## Consignes de travail:
#1 Condensez sous forme de liste le paragraphe de l'extrait qui commence par « En dehors d'Israël aussi », en conservant ses faits principaux.
#2 Reproduisez fidèlement le passage de l'extrait situé entre « Kibboutz Be’eri » et « se poursuivent depuis. », ces deux bornes incluses.

## Extrait à examiner:

◇ ◇ ◇ ◇

Nous voyons les yeux fatigués des mères, des époux, des compagnes et des enfants des otages lors des manifestations hebdomadaires. Nous connaissons tous quelqu’un qui a été blessé, ou quelqu’un qui connaît quelqu’un, ou bien nous sommes ici ce soir parce que, au plus profond de nous, nous sentons que leur histoire est aussi la nôtre.

Kibboutz Be’eri

Un jeune Israélien a écrit un court poème quelques semaines après le 7 octobre, inspiré du verset qui décrit la rencontre de Jacob avec son frère Esau : « Jacob eut très peur et fut angoissé » (Genese 32,8). Pour expliquer ces deux termes apparemment redondants, Rachi cite le midrash :

ויירא ויצר. וַיִּירָא שֶׁמָּא יֵהָרֵג, וַיֵּצֶר לוֹ אִם יַהֲרֹג הוּא אֶת אֲחֵרִים

« Il eut peur d’être tué, et il fut angoissé à l’idée de devoir tuer ».

Je crois que ce verset donne le ton de ce que nous avons vécu ces dernières années. D’abord, il y a la peur. La douleur n’est pas seulement celle des milliers de morts de la première vague d’attaques, mais aussi celle de  la peur d’être soi-même pris pour cible — une peur malheureusement confirmée par les missiles venus de toutes parts, par les attaques au couteau, les attentats dans les bus, les fusillades qui se poursuivent depuis.

En dehors d’Israël aussi, la peur pour notre sécurité personnelle est devenue une réalité quotidienne : les attaques contre des synagogues à Berlin, à Rouen, à Melbourne et maintenant à Manchester. J’ai entendu d’innombrables récits d’enfants de notre communauté harcelés à l’école parce qu’ils sont juifs. Il existe, bien sûr, une critique légitime d’Israël qui a sa place dans le débat public ; mais pour beaucoup d’antisémites, la guerre à Gaza a servi de prétexte à des agressions verbales et physiques contre les Juifs du monde entier.

◇ ◇ ◇ ◇

## Données disponibles:
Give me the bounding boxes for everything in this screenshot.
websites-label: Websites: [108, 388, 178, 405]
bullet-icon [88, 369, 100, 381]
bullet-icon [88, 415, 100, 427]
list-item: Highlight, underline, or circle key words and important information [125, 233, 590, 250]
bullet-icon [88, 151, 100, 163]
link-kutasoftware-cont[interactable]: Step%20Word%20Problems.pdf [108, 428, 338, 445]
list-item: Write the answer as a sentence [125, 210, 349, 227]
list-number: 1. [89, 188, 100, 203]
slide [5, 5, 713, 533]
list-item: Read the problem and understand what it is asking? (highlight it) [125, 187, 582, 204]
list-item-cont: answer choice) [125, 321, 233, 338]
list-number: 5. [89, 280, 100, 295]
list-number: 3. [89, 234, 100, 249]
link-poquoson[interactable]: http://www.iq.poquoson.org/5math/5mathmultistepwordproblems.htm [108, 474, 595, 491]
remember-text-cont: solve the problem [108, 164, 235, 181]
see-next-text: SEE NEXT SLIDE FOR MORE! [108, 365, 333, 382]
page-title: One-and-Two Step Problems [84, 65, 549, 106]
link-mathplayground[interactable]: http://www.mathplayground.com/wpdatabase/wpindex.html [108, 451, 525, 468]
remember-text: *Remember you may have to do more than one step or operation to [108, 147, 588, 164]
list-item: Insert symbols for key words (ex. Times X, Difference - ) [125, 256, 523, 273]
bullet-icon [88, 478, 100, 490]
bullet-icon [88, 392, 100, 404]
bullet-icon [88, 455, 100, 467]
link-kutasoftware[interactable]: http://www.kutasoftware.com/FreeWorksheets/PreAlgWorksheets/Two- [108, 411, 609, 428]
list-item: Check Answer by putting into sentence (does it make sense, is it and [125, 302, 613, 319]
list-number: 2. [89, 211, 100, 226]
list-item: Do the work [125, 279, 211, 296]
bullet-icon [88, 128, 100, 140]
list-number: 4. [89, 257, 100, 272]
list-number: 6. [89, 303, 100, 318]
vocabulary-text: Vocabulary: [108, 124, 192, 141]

◇ ◇ ◇ ◇

## Réponses attendues:
#1
- Hors d'Israël, la peur pour la sécurité personnelle est devenue une réalité quotidienne.
- Des synagogues ont été attaquées à Berlin, à Rouen, à Melbourne et maintenant à Manchester.
- D'innombrables récits font état d'enfants de la communauté harcelés à l'école parce qu'ils sont juifs.
- Une critique légitime d'Israël a sa place dans le débat public.
- Pour beaucoup d'antisémites, la guerre à Gaza a servi de prétexte à des agressions verbales et physiques contre les Juifs du monde entier.

#2
Kibboutz Be’eri

Un jeune Israélien a écrit un court poème quelques semaines après le 7 octobre, inspiré du verset qui décrit la rencontre de Jacob avec son frère Esau : « Jacob eut très peur et fut angoissé » (Genese 32,8). Pour expliquer ces deux termes apparemment redondants, Rachi cite le midrash :

ויירא ויצר. וַיִּירָא שֶׁמָּא יֵהָרֵג, וַיֵּצֶר לוֹ אִם יַהֲרֹג הוּא אֶת אֲחֵרִים

« Il eut peur d’être tué, et il fut angoissé à l’idée de devoir tuer ».

Je crois que ce verset donne le ton de ce que nous avons vécu ces dernières années. D’abord, il y a la peur. La douleur n’est pas seulement celle des milliers de morts de la première vague d’attaques, mais aussi celle de  la peur d’être soi-même pris pour cible — une peur malheureusement confirmée par les missiles venus de toutes parts, par les attaques au couteau, les attentats dans les bus, les fusillades qui se poursuivent depuis.